TO BE DONE >>
Once the pictures are set aside, transcribe the remaining data exactly.

INPUT MATERIAL >>
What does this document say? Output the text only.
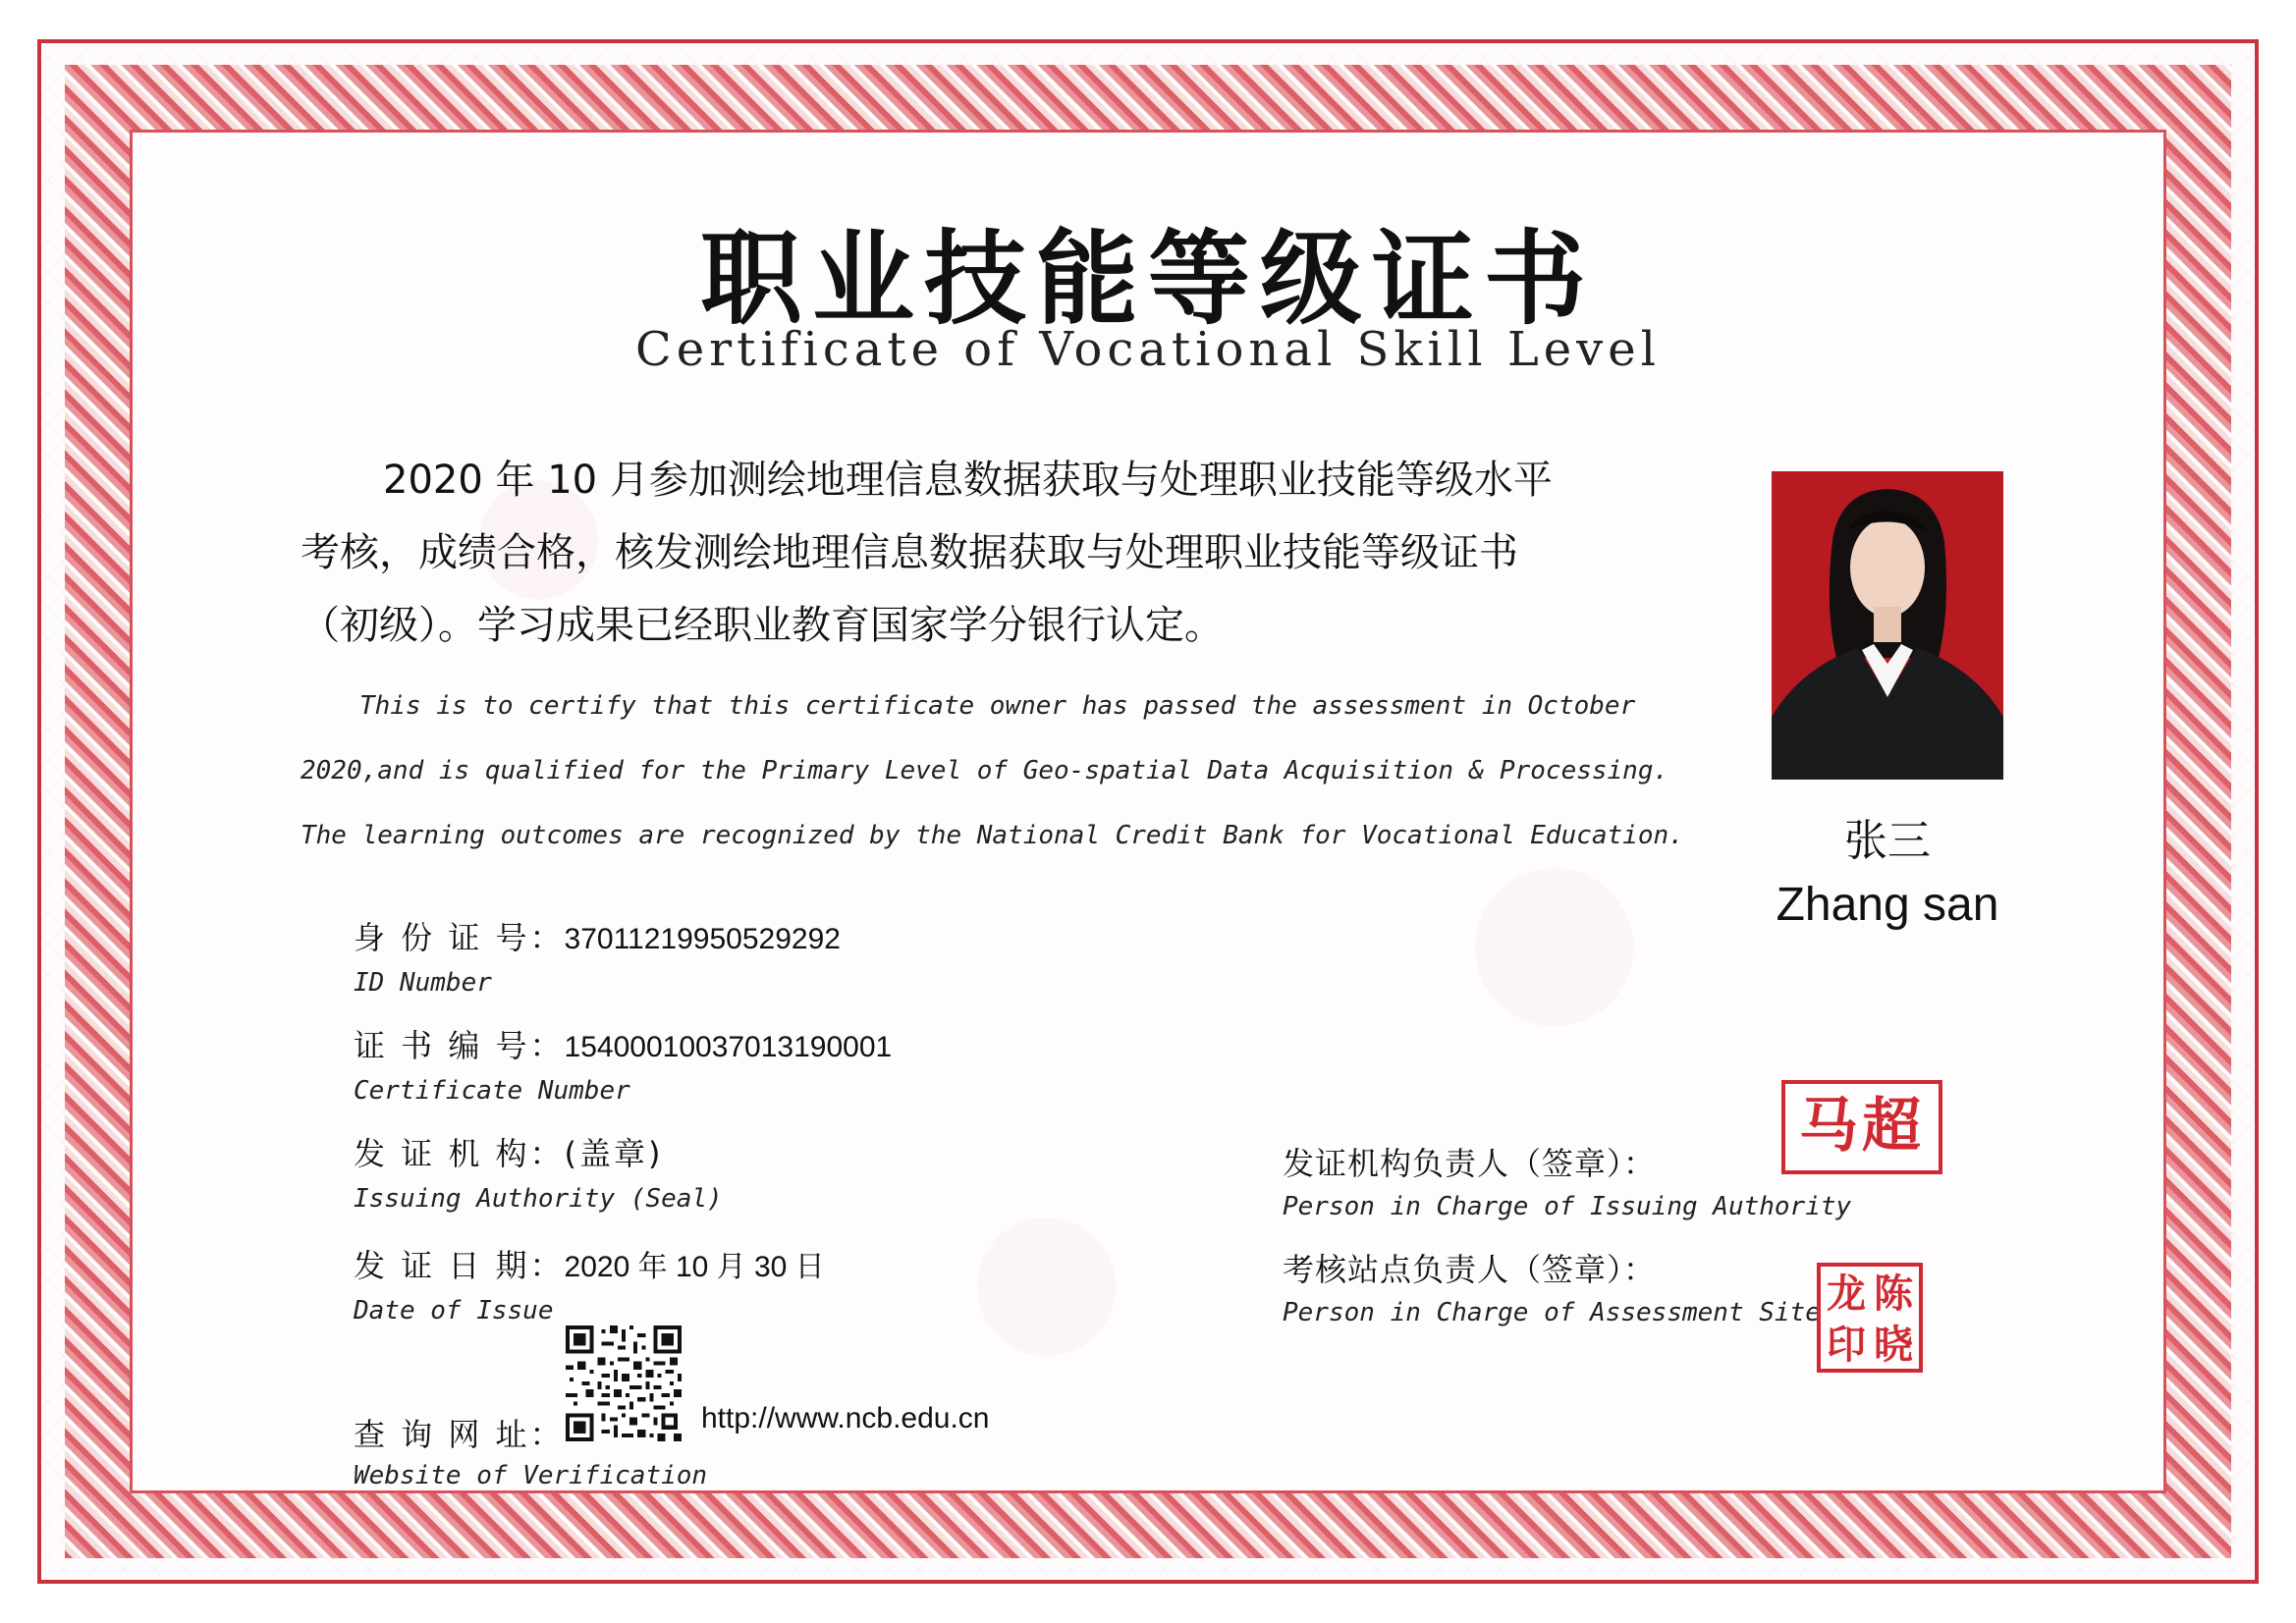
职业技能等级证书
Certificate of Vocational Skill Level
2020 年 10 月参加测绘地理信息数据获取与处理职业技能等级水平
考核，成绩合格，核发测绘地理信息数据获取与处理职业技能等级证书
（初级）。学习成果已经职业教育国家学分银行认定。
This is to certify that this certificate owner has passed the assessment in October
2020,and is qualified for the Primary Level of Geo-spatial Data Acquisition & Processing.
The learning outcomes are recognized by the National Credit Bank for Vocational Education.	张三
Zhang san
身 份 证 号：370112199505292​92
ID Number
证 书 编 号：15400010037013190001
Certificate Number
发 证 机 构：(盖章)
Issuing Authority (Seal)
发 证 日 期：2020 年 10 月 30 日
Date of Issue
查 询 网 址：	http://www.ncb.edu.cn
Website of Verification
发证机构负责人（签章）：
Person in Charge of Issuing Authority
马超
考核站点负责人（签章）：
Person in Charge of Assessment Site 龙 陈
印 晓
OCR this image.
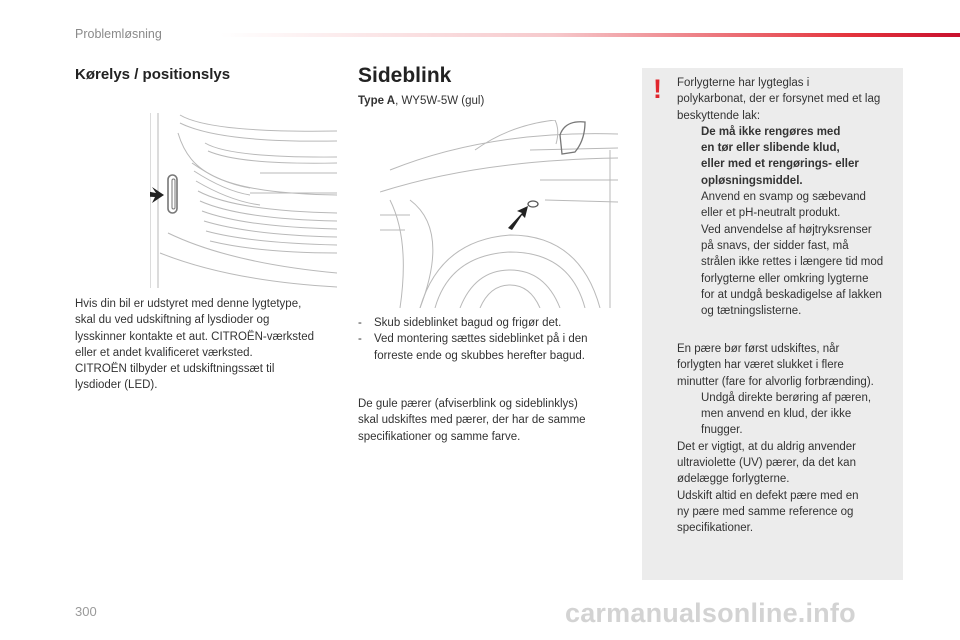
Problemløsning
Kørelys / positionslys
Hvis din bil er udstyret med denne lygtetype,
skal du ved udskiftning af lysdioder og
lysskinner kontakte et aut. CITROËN-værksted
eller et andet kvalificeret værksted.
CITROËN tilbyder et udskiftningssæt til
lysdioder (LED).
Sideblink
Type A, WY5W-5W (gul)
-	Skub sideblinket bagud og frigør det.
-	Ved montering sættes sideblinket på i den
forreste ende og skubbes herefter bagud.
De gule pærer (afviserblink og sideblinklys)
skal udskiftes med pærer, der har de samme
specifikationer og samme farve.
! Forlygterne har lygteglas i
polykarbonat, der er forsynet med et lag
beskyttende lak:
De må ikke rengøres med
en tør eller slibende klud,
eller med et rengørings- eller
opløsningsmiddel.
Anvend en svamp og sæbevand
eller et pH-neutralt produkt.
Ved anvendelse af højtryksrenser
på snavs, der sidder fast, må
strålen ikke rettes i længere tid mod
forlygterne eller omkring lygterne
for at undgå beskadigelse af lakken
og tætningslisterne.
En pære bør først udskiftes, når
forlygten har været slukket i flere
minutter (fare for alvorlig forbrænding).
Undgå direkte berøring af pæren,
men anvend en klud, der ikke
fnugger.
Det er vigtigt, at du aldrig anvender
ultraviolette (UV) pærer, da det kan
ødelægge forlygterne.
Udskift altid en defekt pære med en
ny pære med samme reference og
specifikationer.
300	carmanualsonline.info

WRITTEN REPLY >>
What does this document say? Output the text only.
职业技能等级证书
Certificate of Vocational Skill Level
2020 年 10 月参加测绘地理信息数据获取与处理职业技能等级水平
考核，成绩合格，核发测绘地理信息数据获取与处理职业技能等级证书
（初级）。学习成果已经职业教育国家学分银行认定。
This is to certify that this certificate owner has passed the assessment in October
2020,and is qualified for the Primary Level of Geo-spatial Data Acquisition & Processing.
The learning outcomes are recognized by the National Credit Bank for Vocational Education.	张三
Zhang san
身 份 证 号：370112199505292​92
ID Number
证 书 编 号：15400010037013190001
Certificate Number
发 证 机 构：(盖章)
Issuing Authority (Seal)
发 证 日 期：2020 年 10 月 30 日
Date of Issue
查 询 网 址：	http://www.ncb.edu.cn
Website of Verification
发证机构负责人（签章）：
Person in Charge of Issuing Authority
马超
考核站点负责人（签章）：
Person in Charge of Assessment Site 龙 陈
印 晓
OCR this image.
Problemløsning
Kørelys / positionslys
Hvis din bil er udstyret med denne lygtetype,
skal du ved udskiftning af lysdioder og
lysskinner kontakte et aut. CITROËN-værksted
eller et andet kvalificeret værksted.
CITROËN tilbyder et udskiftningssæt til
lysdioder (LED).
Sideblink
Type A, WY5W-5W (gul)
-	Skub sideblinket bagud og frigør det.
-	Ved montering sættes sideblinket på i den
forreste ende og skubbes herefter bagud.
De gule pærer (afviserblink og sideblinklys)
skal udskiftes med pærer, der har de samme
specifikationer og samme farve.
! Forlygterne har lygteglas i
polykarbonat, der er forsynet med et lag
beskyttende lak:
De må ikke rengøres med
en tør eller slibende klud,
eller med et rengørings- eller
opløsningsmiddel.
Anvend en svamp og sæbevand
eller et pH-neutralt produkt.
Ved anvendelse af højtryksrenser
på snavs, der sidder fast, må
strålen ikke rettes i længere tid mod
forlygterne eller omkring lygterne
for at undgå beskadigelse af lakken
og tætningslisterne.
En pære bør først udskiftes, når
forlygten har været slukket i flere
minutter (fare for alvorlig forbrænding).
Undgå direkte berøring af pæren,
men anvend en klud, der ikke
fnugger.
Det er vigtigt, at du aldrig anvender
ultraviolette (UV) pærer, da det kan
ødelægge forlygterne.
Udskift altid en defekt pære med en
ny pære med samme reference og
specifikationer.
300	carmanualsonline.info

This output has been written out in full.